▶ **To be done**: Find the lines of data that contain the string "name", then list them.

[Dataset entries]
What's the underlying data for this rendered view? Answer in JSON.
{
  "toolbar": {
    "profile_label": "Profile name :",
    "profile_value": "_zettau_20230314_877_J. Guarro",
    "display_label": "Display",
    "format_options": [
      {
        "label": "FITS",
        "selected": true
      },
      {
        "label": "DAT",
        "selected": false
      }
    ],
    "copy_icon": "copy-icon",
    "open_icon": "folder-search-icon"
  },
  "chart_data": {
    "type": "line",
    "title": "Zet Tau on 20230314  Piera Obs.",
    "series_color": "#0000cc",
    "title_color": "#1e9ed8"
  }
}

---

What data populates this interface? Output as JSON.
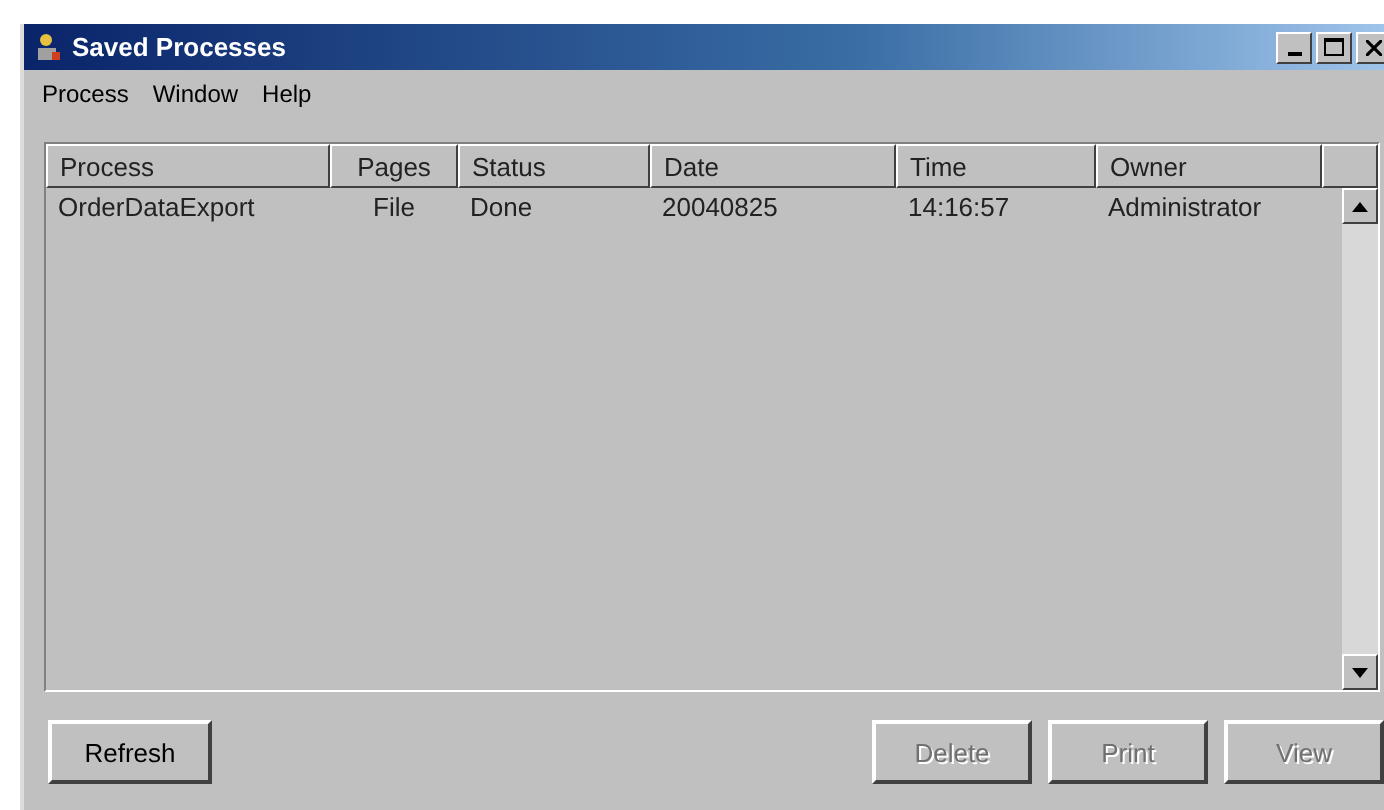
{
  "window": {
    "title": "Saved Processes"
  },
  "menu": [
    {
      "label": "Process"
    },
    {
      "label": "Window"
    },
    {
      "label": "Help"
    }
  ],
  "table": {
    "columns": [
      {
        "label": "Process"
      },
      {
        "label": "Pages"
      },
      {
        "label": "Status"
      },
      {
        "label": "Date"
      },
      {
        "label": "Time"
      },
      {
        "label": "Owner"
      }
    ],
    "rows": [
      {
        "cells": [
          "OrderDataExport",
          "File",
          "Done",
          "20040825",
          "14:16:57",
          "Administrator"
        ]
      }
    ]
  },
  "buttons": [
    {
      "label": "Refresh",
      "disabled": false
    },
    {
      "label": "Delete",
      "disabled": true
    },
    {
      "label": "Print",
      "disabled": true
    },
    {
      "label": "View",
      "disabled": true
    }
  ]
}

--

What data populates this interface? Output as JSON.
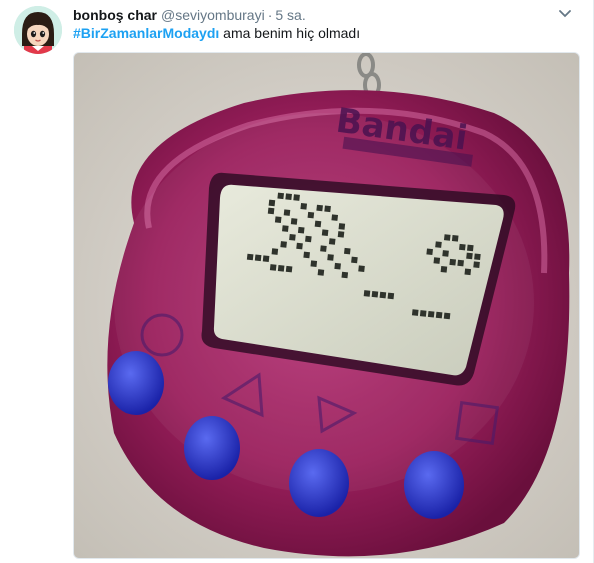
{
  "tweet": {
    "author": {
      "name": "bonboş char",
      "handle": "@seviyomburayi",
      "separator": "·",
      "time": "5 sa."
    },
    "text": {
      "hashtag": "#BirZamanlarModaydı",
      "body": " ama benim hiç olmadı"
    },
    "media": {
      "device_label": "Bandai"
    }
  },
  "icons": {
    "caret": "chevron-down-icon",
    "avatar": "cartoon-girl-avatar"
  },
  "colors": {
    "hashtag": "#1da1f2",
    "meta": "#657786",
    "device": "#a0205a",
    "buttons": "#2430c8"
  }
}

▶ **Response to the task**:
    "profile_label": "Profile name :",
      "name": "bonboş char",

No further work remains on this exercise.